Task requirements => Print every line of the material below verbatim, with no changes.

-- Begin The data --

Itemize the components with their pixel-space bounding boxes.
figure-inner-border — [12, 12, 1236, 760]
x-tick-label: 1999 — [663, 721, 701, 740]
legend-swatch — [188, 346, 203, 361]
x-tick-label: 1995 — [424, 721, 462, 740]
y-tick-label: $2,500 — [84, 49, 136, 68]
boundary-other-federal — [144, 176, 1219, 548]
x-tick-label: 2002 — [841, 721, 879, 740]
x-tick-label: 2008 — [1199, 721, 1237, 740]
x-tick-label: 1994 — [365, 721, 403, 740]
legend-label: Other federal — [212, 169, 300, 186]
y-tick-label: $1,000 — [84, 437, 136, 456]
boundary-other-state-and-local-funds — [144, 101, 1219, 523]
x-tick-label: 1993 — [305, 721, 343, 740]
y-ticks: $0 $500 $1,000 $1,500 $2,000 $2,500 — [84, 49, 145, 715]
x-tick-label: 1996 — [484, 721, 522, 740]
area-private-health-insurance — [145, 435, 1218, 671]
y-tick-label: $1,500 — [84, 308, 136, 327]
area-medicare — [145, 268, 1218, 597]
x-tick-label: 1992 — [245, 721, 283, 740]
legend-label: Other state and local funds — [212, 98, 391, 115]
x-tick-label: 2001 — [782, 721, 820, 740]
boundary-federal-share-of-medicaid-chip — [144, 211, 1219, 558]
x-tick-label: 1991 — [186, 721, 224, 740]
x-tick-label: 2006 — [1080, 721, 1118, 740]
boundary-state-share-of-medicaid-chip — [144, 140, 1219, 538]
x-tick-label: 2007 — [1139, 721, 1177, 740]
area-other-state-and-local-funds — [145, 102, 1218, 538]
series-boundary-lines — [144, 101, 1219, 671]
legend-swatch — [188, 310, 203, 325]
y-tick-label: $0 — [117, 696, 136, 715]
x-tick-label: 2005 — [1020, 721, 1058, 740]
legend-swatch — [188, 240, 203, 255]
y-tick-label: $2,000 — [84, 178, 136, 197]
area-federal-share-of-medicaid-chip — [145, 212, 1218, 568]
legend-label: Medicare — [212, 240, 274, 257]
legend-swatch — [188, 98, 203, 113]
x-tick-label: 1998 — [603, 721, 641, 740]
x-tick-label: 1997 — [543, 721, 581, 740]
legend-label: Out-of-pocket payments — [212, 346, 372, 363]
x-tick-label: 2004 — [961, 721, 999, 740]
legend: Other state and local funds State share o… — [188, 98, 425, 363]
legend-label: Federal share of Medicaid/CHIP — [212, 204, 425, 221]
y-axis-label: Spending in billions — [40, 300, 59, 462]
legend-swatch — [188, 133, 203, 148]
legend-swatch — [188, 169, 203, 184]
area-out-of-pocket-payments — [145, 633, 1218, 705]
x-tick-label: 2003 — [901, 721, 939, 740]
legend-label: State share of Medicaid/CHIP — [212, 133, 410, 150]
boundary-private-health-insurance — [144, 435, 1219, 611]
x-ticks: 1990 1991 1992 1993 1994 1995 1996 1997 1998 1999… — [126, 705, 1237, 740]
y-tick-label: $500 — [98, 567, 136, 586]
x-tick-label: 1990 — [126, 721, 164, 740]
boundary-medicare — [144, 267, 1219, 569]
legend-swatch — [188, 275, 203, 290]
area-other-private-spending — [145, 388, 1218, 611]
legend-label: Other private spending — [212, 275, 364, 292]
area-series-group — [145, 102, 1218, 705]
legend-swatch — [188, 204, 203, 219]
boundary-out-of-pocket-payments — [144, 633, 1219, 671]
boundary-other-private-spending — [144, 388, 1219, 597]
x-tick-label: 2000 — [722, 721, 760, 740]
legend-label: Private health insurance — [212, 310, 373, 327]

-- End The data --

The output =>
Itemize the components with their pixel-space bounding boxes.
figure-inner-border — [12, 12, 1236, 760]
x-tick-label: 1999 — [663, 721, 701, 740]
legend-swatch — [188, 346, 203, 361]
x-tick-label: 1995 — [424, 721, 462, 740]
y-tick-label: $2,500 — [84, 49, 136, 68]
boundary-other-federal — [144, 176, 1219, 548]
x-tick-label: 2002 — [841, 721, 879, 740]
x-tick-label: 2008 — [1199, 721, 1237, 740]
x-tick-label: 1994 — [365, 721, 403, 740]
legend-label: Other federal — [212, 169, 300, 186]
y-tick-label: $1,000 — [84, 437, 136, 456]
boundary-other-state-and-local-funds — [144, 101, 1219, 523]
x-tick-label: 1993 — [305, 721, 343, 740]
y-ticks: $0 $500 $1,000 $1,500 $2,000 $2,500 — [84, 49, 145, 715]
x-tick-label: 1996 — [484, 721, 522, 740]
area-private-health-insurance — [145, 435, 1218, 671]
y-tick-label: $1,500 — [84, 308, 136, 327]
area-medicare — [145, 268, 1218, 597]
x-tick-label: 1992 — [245, 721, 283, 740]
legend-label: Other state and local funds — [212, 98, 391, 115]
x-tick-label: 2001 — [782, 721, 820, 740]
boundary-federal-share-of-medicaid-chip — [144, 211, 1219, 558]
x-tick-label: 1991 — [186, 721, 224, 740]
x-tick-label: 2006 — [1080, 721, 1118, 740]
boundary-state-share-of-medicaid-chip — [144, 140, 1219, 538]
x-tick-label: 2007 — [1139, 721, 1177, 740]
area-other-state-and-local-funds — [145, 102, 1218, 538]
series-boundary-lines — [144, 101, 1219, 671]
legend-swatch — [188, 310, 203, 325]
y-tick-label: $0 — [117, 696, 136, 715]
x-tick-label: 2005 — [1020, 721, 1058, 740]
legend-swatch — [188, 240, 203, 255]
y-tick-label: $2,000 — [84, 178, 136, 197]
area-federal-share-of-medicaid-chip — [145, 212, 1218, 568]
legend-label: Medicare — [212, 240, 274, 257]
legend-swatch — [188, 98, 203, 113]
x-tick-label: 1998 — [603, 721, 641, 740]
x-tick-label: 1997 — [543, 721, 581, 740]
legend-label: Out-of-pocket payments — [212, 346, 372, 363]
x-tick-label: 2004 — [961, 721, 999, 740]
legend: Other state and local funds State share o… — [188, 98, 425, 363]
legend-label: Federal share of Medicaid/CHIP — [212, 204, 425, 221]
y-axis-label: Spending in billions — [40, 300, 59, 462]
legend-swatch — [188, 133, 203, 148]
legend-swatch — [188, 169, 203, 184]
area-out-of-pocket-payments — [145, 633, 1218, 705]
x-tick-label: 2003 — [901, 721, 939, 740]
legend-label: State share of Medicaid/CHIP — [212, 133, 410, 150]
boundary-private-health-insurance — [144, 435, 1219, 611]
x-ticks: 1990 1991 1992 1993 1994 1995 1996 1997 1998 1999… — [126, 705, 1237, 740]
y-tick-label: $500 — [98, 567, 136, 586]
x-tick-label: 1990 — [126, 721, 164, 740]
boundary-medicare — [144, 267, 1219, 569]
legend-swatch — [188, 275, 203, 290]
area-other-private-spending — [145, 388, 1218, 611]
legend-label: Other private spending — [212, 275, 364, 292]
area-series-group — [145, 102, 1218, 705]
legend-swatch — [188, 204, 203, 219]
boundary-out-of-pocket-payments — [144, 633, 1219, 671]
boundary-other-private-spending — [144, 388, 1219, 597]
x-tick-label: 2000 — [722, 721, 760, 740]
legend-label: Private health insurance — [212, 310, 373, 327]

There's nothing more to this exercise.